Collect every line in the records below that contains the word "日本汽车市场销量".

━━━━

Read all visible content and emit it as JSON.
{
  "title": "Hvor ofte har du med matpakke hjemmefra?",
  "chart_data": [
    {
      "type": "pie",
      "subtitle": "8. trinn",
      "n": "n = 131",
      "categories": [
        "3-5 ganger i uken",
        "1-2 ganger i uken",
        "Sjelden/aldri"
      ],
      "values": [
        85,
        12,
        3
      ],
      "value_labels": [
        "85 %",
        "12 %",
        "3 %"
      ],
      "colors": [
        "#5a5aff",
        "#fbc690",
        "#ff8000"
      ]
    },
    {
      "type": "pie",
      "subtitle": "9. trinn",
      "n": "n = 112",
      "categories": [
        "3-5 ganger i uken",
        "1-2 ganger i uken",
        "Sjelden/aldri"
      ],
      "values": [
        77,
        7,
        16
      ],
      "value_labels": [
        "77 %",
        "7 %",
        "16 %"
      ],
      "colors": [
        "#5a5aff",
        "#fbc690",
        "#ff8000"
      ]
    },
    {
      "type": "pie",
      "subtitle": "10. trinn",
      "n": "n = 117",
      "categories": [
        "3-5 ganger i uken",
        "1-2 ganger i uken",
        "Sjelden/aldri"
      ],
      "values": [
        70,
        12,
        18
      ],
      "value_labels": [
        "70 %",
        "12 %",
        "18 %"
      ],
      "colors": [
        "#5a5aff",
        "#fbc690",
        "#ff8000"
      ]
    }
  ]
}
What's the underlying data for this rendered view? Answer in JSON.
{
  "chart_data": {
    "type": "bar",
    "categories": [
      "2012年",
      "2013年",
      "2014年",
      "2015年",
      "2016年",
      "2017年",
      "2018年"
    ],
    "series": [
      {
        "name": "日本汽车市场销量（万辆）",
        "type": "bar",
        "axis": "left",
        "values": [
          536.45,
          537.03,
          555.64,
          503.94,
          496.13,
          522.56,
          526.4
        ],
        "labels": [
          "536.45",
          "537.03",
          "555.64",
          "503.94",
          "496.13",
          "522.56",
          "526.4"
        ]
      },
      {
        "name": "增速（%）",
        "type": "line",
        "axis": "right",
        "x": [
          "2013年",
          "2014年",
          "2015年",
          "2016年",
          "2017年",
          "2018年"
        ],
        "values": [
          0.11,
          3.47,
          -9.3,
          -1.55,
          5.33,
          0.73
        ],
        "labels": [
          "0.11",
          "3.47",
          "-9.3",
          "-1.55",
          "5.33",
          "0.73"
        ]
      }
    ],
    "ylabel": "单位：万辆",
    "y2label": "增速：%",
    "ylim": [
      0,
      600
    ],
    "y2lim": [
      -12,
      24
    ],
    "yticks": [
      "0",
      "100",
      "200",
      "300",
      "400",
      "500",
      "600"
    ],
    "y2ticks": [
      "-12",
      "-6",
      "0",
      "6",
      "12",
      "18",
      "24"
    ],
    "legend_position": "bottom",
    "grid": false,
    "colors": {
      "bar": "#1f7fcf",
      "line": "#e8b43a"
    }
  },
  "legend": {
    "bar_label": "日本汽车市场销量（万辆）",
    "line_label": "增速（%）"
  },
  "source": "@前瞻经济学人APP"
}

━━━━

- _FINAL ANSWER_
        "name": "日本汽车市场销量（万辆）",
    "bar_label": "日本汽车市场销量（万辆）",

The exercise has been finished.